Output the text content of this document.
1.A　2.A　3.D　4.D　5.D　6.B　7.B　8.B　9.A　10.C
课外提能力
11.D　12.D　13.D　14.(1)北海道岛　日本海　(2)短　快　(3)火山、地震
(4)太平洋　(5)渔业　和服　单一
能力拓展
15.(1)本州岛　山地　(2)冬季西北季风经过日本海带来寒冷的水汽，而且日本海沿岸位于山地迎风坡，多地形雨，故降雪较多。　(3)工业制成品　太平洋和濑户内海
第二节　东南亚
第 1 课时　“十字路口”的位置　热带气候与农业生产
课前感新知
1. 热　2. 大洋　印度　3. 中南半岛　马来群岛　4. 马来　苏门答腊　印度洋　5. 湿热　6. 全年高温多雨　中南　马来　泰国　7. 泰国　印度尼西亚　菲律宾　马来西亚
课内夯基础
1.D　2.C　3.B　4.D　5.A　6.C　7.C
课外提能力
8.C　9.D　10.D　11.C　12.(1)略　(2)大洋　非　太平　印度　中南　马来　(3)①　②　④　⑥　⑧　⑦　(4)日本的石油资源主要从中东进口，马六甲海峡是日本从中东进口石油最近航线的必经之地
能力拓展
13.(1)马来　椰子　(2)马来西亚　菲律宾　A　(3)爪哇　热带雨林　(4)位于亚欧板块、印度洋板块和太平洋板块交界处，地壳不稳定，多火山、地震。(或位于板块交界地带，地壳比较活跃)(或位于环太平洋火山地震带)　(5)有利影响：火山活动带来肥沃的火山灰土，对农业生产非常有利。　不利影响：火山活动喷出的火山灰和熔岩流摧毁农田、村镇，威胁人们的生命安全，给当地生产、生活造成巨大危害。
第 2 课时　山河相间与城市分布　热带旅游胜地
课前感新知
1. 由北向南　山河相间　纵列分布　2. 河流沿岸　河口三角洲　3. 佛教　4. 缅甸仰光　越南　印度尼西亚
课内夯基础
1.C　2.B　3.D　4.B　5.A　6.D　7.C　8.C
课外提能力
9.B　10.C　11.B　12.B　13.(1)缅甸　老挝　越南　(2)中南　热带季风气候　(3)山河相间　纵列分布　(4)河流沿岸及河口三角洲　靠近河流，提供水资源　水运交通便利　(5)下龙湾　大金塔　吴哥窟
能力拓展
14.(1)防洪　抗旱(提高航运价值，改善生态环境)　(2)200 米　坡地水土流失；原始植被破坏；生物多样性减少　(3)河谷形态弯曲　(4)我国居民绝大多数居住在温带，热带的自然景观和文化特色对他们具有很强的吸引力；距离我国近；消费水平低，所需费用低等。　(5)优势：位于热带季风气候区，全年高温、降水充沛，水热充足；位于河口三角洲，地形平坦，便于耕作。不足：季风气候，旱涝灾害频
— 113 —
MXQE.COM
◆ ◆ ◆
→ **Instruction**
Repeat the data verbatim.

→ **Problem solution**
Output the text content of this document.
1.A　2.A　3.D　4.D　5.D　6.B　7.B　8.B　9.A　10.C
课外提能力
11.D　12.D　13.D　14.(1)北海道岛　日本海　(2)短　快　(3)火山、地震
(4)太平洋　(5)渔业　和服　单一
能力拓展
15.(1)本州岛　山地　(2)冬季西北季风经过日本海带来寒冷的水汽，而且日本海沿岸位于山地迎风坡，多地形雨，故降雪较多。　(3)工业制成品　太平洋和濑户内海
第二节　东南亚
第 1 课时　“十字路口”的位置　热带气候与农业生产
课前感新知
1. 热　2. 大洋　印度　3. 中南半岛　马来群岛　4. 马来　苏门答腊　印度洋　5. 湿热　6. 全年高温多雨　中南　马来　泰国　7. 泰国　印度尼西亚　菲律宾　马来西亚
课内夯基础
1.D　2.C　3.B　4.D　5.A　6.C　7.C
课外提能力
8.C　9.D　10.D　11.C　12.(1)略　(2)大洋　非　太平　印度　中南　马来　(3)①　②　④　⑥　⑧　⑦　(4)日本的石油资源主要从中东进口，马六甲海峡是日本从中东进口石油最近航线的必经之地
能力拓展
13.(1)马来　椰子　(2)马来西亚　菲律宾　A　(3)爪哇　热带雨林　(4)位于亚欧板块、印度洋板块和太平洋板块交界处，地壳不稳定，多火山、地震。(或位于板块交界地带，地壳比较活跃)(或位于环太平洋火山地震带)　(5)有利影响：火山活动带来肥沃的火山灰土，对农业生产非常有利。　不利影响：火山活动喷出的火山灰和熔岩流摧毁农田、村镇，威胁人们的生命安全，给当地生产、生活造成巨大危害。
第 2 课时　山河相间与城市分布　热带旅游胜地
课前感新知
1. 由北向南　山河相间　纵列分布　2. 河流沿岸　河口三角洲　3. 佛教　4. 缅甸仰光　越南　印度尼西亚
课内夯基础
1.C　2.B　3.D　4.B　5.A　6.D　7.C　8.C
课外提能力
9.B　10.C　11.B　12.B　13.(1)缅甸　老挝　越南　(2)中南　热带季风气候　(3)山河相间　纵列分布　(4)河流沿岸及河口三角洲　靠近河流，提供水资源　水运交通便利　(5)下龙湾　大金塔　吴哥窟
能力拓展
14.(1)防洪　抗旱(提高航运价值，改善生态环境)　(2)200 米　坡地水土流失；原始植被破坏；生物多样性减少　(3)河谷形态弯曲　(4)我国居民绝大多数居住在温带，热带的自然景观和文化特色对他们具有很强的吸引力；距离我国近；消费水平低，所需费用低等。　(5)优势：位于热带季风气候区，全年高温、降水充沛，水热充足；位于河口三角洲，地形平坦，便于耕作。不足：季风气候，旱涝灾害频
— 113 —
MXQE.COM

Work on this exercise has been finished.